_MATERIAL SHOWN_:
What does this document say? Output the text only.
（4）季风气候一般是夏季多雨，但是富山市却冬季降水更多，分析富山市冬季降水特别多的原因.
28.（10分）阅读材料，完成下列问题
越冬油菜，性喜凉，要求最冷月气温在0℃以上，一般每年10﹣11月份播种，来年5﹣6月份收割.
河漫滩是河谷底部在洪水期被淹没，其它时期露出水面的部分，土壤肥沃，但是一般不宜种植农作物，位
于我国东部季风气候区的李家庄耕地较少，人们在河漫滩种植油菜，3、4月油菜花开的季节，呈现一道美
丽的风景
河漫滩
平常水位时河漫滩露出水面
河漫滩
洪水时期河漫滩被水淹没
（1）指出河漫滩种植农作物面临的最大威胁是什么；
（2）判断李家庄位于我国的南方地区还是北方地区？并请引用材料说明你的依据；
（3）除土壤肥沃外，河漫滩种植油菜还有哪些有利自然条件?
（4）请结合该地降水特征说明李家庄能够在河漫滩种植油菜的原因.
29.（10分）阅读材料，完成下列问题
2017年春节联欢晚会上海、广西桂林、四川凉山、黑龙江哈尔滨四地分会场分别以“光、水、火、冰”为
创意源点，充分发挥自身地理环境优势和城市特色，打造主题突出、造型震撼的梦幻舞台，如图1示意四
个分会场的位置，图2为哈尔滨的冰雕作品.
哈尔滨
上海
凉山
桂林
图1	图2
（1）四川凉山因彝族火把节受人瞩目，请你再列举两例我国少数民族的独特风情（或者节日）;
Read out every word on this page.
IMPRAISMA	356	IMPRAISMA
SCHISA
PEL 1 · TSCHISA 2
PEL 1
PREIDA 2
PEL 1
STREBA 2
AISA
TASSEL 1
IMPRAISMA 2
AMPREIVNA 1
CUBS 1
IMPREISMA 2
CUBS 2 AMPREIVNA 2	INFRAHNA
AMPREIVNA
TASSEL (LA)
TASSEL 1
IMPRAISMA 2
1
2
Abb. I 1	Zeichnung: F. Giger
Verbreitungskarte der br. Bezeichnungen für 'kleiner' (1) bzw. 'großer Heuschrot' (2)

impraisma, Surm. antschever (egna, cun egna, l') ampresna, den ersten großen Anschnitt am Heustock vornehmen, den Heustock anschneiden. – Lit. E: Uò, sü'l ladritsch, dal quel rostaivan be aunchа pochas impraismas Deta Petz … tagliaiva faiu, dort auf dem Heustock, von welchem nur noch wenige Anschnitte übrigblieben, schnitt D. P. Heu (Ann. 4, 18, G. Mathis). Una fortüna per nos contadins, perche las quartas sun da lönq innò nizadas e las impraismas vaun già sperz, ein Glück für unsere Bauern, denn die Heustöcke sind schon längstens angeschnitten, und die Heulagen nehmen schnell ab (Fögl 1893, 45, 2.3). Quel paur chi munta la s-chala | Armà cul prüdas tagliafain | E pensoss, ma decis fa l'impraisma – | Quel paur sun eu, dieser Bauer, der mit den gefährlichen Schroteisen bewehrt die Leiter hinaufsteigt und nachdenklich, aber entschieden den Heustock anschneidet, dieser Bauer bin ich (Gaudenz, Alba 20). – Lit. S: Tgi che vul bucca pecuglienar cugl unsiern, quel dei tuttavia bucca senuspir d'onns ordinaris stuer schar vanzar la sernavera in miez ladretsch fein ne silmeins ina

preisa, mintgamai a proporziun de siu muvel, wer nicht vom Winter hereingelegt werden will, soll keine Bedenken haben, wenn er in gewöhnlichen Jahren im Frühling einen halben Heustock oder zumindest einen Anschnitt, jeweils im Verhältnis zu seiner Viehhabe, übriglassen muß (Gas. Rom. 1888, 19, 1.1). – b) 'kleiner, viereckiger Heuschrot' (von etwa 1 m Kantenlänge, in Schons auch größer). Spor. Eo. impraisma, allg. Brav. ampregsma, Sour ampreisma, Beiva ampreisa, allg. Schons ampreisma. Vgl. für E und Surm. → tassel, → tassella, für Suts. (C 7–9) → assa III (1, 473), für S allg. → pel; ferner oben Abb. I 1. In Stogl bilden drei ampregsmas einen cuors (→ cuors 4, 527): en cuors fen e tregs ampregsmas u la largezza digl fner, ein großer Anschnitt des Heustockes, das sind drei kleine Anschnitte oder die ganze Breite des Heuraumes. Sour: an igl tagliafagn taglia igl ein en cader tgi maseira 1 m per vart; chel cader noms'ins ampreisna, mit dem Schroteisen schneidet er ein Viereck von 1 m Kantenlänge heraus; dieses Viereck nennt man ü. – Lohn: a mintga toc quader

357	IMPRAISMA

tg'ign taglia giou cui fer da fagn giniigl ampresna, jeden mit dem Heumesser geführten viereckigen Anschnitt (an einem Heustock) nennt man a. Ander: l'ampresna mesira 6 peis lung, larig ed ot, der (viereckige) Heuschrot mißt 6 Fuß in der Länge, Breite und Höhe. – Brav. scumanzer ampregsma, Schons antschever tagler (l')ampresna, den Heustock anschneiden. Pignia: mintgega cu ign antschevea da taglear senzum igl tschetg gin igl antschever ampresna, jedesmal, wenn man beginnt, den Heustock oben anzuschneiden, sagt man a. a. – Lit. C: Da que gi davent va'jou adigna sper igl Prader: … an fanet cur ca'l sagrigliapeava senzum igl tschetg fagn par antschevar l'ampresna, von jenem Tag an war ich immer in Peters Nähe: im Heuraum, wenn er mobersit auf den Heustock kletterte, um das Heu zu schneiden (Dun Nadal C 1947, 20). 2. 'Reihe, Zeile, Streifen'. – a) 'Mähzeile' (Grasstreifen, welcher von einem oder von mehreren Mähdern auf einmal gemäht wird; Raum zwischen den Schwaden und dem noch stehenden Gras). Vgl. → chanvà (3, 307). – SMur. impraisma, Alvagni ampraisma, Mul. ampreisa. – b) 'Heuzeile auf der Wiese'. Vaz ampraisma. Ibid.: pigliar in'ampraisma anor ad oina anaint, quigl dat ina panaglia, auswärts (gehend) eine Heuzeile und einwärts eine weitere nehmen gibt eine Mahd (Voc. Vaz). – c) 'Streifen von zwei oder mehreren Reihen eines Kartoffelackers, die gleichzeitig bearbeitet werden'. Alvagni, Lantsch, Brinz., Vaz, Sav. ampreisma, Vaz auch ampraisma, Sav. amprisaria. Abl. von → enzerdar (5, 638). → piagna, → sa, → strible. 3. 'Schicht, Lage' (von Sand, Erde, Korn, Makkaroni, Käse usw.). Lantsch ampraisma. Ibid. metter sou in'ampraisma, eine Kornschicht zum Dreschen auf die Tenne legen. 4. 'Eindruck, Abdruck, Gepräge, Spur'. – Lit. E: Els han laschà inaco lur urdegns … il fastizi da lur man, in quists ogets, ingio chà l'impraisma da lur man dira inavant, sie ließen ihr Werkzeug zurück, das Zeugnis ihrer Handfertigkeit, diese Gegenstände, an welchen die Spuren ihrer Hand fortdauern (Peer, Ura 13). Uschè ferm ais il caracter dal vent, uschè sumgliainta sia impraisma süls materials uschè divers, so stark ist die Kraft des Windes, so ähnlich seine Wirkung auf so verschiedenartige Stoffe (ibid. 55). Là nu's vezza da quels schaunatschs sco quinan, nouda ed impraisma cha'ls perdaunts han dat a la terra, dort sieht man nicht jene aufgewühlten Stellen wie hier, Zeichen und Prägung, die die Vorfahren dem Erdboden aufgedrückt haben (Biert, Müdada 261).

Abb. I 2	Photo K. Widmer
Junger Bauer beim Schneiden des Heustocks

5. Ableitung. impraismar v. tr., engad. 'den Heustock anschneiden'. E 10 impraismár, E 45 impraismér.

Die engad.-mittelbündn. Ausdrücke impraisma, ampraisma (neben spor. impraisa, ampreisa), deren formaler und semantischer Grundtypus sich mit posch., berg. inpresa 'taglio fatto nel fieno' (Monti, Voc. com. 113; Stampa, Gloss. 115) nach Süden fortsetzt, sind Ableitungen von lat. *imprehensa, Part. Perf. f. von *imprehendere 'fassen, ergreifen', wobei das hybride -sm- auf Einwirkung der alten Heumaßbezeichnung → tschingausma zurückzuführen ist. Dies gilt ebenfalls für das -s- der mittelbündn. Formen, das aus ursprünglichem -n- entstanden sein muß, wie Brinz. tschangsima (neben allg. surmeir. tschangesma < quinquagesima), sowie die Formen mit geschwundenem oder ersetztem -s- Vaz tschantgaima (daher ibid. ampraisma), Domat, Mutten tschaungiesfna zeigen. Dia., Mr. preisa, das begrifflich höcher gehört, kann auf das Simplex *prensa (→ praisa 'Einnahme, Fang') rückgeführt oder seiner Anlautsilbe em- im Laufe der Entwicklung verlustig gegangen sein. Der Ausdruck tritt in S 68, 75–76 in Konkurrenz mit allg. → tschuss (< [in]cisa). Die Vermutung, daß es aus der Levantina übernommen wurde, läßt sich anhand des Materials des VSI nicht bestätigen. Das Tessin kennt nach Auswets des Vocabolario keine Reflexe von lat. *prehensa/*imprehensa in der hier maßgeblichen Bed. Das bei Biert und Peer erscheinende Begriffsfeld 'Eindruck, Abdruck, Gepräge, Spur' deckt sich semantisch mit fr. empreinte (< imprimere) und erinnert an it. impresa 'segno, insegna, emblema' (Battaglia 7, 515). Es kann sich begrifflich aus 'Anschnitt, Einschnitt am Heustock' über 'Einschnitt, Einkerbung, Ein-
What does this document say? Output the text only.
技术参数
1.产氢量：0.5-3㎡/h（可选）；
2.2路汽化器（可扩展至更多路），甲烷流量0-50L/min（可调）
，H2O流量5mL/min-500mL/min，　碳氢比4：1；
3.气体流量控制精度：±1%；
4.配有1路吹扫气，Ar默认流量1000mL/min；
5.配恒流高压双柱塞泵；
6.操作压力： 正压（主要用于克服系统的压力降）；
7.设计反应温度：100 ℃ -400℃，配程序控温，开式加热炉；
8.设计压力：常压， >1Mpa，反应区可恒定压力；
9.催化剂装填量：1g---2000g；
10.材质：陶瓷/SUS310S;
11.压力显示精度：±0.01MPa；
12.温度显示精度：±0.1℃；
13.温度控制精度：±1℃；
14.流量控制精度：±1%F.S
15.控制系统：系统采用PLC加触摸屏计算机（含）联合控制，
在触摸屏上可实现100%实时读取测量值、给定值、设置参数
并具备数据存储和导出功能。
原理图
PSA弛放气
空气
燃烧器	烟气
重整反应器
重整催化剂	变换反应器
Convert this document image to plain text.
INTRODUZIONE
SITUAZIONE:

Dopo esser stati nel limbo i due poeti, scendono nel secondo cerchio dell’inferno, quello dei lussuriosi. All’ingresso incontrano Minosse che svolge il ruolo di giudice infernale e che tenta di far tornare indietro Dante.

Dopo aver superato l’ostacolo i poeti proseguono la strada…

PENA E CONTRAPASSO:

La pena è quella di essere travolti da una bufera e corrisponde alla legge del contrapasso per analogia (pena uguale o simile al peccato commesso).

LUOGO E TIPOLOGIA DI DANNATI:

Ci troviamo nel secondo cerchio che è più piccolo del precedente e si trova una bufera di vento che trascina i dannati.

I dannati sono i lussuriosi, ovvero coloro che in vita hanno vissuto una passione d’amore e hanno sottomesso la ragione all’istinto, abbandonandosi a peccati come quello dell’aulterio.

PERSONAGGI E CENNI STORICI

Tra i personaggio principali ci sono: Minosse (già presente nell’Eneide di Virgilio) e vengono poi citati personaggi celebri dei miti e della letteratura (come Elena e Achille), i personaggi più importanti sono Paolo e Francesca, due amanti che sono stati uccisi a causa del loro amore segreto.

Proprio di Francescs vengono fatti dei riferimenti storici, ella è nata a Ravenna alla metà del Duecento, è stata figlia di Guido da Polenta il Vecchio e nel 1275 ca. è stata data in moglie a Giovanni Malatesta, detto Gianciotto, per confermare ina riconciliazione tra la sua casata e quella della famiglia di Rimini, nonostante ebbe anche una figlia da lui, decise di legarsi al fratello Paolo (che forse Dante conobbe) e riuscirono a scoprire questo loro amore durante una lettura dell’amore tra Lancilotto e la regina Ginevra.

_STATED GOAL_: Using the records above, copy each line that contains "完成下列问题".

_SOLVED EXERCISE_:
28.（10分）阅读材料，完成下列问题
29.（10分）阅读材料，完成下列问题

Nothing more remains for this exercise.